*Problems*
[1] Answer these about the Underground Hero album text, one per line:
(a) In which studio and city did the recording sessions take place?
(b) Which artists make guest appearances on the album?
(c) What position did the album reach on the Independent Albums chart?
[2] Please change "phone-icon" to "telephone-icon" in the listing. Begin at its first line, stop after the line that contains "default-tab-placeholder: Default tab", and return only those lines with everything else unchanged.

*Excerpt to read*
....

Studio album by MC Eiht
- Released: July 2, 2002
- Recorded: 2002
- Studio: Mad Hatter (Hollywood, CA)
- Genre: West Coast hip-hop; gangsta rap;
- Length: 47:57
- Label: D3 Entertainment
- Producer: Big Resse; Daven the Mad Hatter; Mr. Tony; Narcotic; Nic & Tone; the Platinum Brothers; Young Tre;

MC Eiht chronology
| Tha8t'z Gangsta (2001) | Underground Hero (2002) | Hood Arrest (2003) |

= Underground Hero =

Underground Hero is the seventh studio album by American rapper MC Eiht. It was released on July 2, 2002, via D3/Riviera Entertainment. The recording sessions took place at Mad Hatter Studios in Hollywood. The album was produced by Big Resse, Daven the Mad Hatter, Mr. Tony, Narcotic, Nic & Tone, the Platinum Brothers, and Young Tre. It features guest appearances from Mack 10, Sticky Fingaz, Yukmouth, and the Outlawz. The album peaked at number 54 on the Billboard Top R&B/Hip-Hop Albums and number 23 on the Independent Albums chart in the United States.

....

*Stored data*
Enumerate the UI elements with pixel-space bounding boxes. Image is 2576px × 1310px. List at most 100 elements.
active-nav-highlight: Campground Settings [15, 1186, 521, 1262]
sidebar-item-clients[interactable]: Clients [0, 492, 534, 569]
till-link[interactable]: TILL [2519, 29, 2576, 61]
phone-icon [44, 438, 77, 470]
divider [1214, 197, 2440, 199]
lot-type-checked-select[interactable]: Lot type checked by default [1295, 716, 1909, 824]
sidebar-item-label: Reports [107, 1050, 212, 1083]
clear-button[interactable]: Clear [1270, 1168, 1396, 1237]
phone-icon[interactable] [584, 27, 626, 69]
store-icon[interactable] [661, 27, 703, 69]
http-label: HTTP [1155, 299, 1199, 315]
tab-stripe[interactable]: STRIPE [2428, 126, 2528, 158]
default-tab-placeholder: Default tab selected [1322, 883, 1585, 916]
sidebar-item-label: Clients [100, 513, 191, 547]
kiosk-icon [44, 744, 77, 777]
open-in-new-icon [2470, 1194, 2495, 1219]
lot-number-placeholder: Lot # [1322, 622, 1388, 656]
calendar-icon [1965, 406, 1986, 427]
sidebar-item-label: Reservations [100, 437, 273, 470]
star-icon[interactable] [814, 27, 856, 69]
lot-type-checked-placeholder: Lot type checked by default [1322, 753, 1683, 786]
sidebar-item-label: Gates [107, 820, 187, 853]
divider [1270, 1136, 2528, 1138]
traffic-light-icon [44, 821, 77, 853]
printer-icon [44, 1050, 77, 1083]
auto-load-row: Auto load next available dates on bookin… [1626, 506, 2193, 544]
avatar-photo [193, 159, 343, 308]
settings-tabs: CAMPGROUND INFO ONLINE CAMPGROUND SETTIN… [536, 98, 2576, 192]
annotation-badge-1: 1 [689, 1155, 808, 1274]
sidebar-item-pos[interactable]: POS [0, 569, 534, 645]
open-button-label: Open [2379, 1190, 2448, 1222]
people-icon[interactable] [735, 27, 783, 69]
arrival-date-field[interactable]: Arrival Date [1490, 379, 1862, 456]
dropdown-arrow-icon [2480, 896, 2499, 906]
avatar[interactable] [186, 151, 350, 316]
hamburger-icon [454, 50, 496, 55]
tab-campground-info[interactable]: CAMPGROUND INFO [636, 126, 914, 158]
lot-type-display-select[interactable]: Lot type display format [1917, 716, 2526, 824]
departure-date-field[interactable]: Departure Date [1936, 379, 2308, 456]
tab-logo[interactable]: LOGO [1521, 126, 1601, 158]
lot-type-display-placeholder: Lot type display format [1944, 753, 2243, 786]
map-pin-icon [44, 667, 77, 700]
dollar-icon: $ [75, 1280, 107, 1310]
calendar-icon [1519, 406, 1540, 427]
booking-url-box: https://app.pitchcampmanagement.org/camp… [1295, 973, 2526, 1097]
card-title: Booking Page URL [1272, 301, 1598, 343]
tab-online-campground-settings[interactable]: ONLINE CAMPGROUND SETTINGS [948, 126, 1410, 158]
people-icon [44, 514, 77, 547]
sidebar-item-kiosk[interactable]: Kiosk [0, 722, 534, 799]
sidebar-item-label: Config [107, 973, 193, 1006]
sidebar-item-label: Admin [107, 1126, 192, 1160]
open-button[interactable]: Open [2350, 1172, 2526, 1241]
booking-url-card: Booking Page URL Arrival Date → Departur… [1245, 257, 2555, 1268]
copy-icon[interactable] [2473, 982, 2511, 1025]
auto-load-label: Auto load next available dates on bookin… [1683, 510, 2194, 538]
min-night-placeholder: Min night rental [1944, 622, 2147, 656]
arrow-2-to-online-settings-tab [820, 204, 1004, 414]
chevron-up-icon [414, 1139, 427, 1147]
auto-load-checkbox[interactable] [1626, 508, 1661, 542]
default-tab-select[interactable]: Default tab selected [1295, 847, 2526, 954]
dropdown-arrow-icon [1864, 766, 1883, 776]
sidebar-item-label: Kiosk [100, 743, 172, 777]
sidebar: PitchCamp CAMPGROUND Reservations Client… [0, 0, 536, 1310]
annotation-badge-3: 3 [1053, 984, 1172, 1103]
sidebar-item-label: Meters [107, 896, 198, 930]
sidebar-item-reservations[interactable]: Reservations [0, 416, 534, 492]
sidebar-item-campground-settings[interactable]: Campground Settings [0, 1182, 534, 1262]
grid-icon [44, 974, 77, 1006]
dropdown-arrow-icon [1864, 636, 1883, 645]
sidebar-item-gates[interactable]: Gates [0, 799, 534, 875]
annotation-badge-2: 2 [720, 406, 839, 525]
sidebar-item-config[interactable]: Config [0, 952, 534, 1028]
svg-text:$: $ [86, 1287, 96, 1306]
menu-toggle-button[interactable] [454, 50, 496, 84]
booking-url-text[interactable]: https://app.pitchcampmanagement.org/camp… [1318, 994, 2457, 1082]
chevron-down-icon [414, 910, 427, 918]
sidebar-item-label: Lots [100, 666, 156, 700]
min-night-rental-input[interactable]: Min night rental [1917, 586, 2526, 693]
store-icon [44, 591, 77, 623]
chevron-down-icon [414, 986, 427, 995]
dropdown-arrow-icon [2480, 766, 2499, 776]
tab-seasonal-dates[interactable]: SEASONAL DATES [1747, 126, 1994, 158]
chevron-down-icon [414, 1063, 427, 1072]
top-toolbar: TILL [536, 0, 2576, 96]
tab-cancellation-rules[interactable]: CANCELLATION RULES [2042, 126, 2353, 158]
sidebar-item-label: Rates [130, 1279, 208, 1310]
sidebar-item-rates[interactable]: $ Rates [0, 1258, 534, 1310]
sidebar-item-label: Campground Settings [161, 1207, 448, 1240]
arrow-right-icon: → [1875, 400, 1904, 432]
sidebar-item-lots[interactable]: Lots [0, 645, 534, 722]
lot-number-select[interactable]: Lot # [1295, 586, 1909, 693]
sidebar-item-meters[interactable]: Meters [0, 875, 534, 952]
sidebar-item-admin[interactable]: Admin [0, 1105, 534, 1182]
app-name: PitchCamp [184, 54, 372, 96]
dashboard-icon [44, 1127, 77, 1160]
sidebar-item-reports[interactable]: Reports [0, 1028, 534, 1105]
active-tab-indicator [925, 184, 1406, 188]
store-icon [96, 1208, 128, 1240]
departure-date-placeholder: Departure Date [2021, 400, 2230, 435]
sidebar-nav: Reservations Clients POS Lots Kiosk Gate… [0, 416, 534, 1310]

....

*Answers provided*
[1]
(a) Mad Hatter Studios in Hollywood
(b) Mack 10, Sticky Fingaz, Yukmouth, and the Outlawz
(c) Number 23

[2]
Enumerate the UI elements with pixel-space bounding boxes. Image is 2576px × 1310px. List at most 100 elements.
active-nav-highlight: Campground Settings [15, 1186, 521, 1262]
sidebar-item-clients[interactable]: Clients [0, 492, 534, 569]
till-link[interactable]: TILL [2519, 29, 2576, 61]
telephone-icon [44, 438, 77, 470]
divider [1214, 197, 2440, 199]
lot-type-checked-select[interactable]: Lot type checked by default [1295, 716, 1909, 824]
sidebar-item-label: Reports [107, 1050, 212, 1083]
clear-button[interactable]: Clear [1270, 1168, 1396, 1237]
telephone-icon[interactable] [584, 27, 626, 69]
store-icon[interactable] [661, 27, 703, 69]
http-label: HTTP [1155, 299, 1199, 315]
tab-stripe[interactable]: STRIPE [2428, 126, 2528, 158]
default-tab-placeholder: Default tab selected [1322, 883, 1585, 916]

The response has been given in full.